**Provided material:**
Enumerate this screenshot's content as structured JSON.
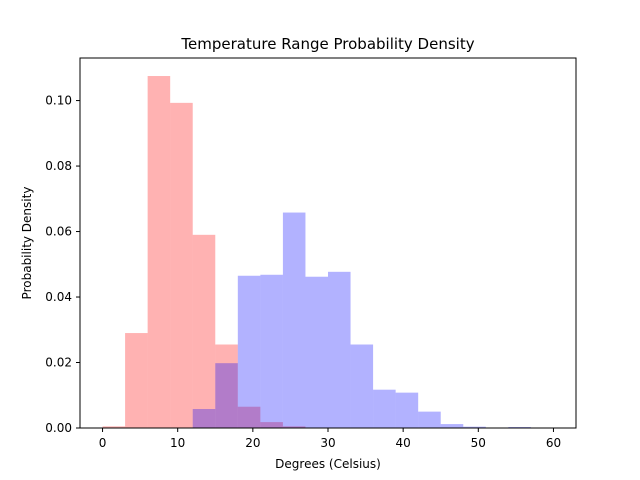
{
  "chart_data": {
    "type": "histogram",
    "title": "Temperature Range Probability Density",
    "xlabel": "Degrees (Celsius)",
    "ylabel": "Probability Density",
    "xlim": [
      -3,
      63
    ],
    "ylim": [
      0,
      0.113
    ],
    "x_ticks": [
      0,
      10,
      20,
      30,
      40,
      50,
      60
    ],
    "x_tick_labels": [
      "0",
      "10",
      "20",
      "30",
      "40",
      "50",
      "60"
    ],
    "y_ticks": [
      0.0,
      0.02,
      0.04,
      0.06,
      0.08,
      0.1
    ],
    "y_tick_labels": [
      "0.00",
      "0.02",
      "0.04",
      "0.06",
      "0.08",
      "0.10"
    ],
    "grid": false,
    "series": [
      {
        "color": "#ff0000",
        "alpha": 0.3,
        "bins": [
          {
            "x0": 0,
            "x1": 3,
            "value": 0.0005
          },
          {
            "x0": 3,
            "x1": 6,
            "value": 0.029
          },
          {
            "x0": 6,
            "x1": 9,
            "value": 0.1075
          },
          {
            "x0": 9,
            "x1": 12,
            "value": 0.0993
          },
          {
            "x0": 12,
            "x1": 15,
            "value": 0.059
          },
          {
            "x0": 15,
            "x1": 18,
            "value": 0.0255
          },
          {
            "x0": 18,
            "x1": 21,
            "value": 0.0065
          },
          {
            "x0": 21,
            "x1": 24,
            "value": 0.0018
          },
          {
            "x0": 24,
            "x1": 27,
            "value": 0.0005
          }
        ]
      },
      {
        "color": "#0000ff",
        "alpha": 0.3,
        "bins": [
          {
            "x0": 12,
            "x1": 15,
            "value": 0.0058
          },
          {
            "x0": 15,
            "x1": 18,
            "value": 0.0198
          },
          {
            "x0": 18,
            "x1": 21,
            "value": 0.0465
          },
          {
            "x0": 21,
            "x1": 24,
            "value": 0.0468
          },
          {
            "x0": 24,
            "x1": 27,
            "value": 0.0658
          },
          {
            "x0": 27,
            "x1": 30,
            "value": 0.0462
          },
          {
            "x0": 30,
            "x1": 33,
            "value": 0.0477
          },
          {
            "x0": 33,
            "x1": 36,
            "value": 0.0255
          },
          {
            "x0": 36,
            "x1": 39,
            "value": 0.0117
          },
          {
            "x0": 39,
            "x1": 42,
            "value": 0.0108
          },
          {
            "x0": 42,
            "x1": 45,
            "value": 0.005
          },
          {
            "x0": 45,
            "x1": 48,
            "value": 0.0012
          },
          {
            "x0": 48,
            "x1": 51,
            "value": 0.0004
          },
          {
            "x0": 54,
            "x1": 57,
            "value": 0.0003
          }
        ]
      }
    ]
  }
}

**Prompt:** Which lines include the word "Probability"? List them all.

**Finished exercise:**
    "title": "Temperature Range Probability Density",
    "ylabel": "Probability Density",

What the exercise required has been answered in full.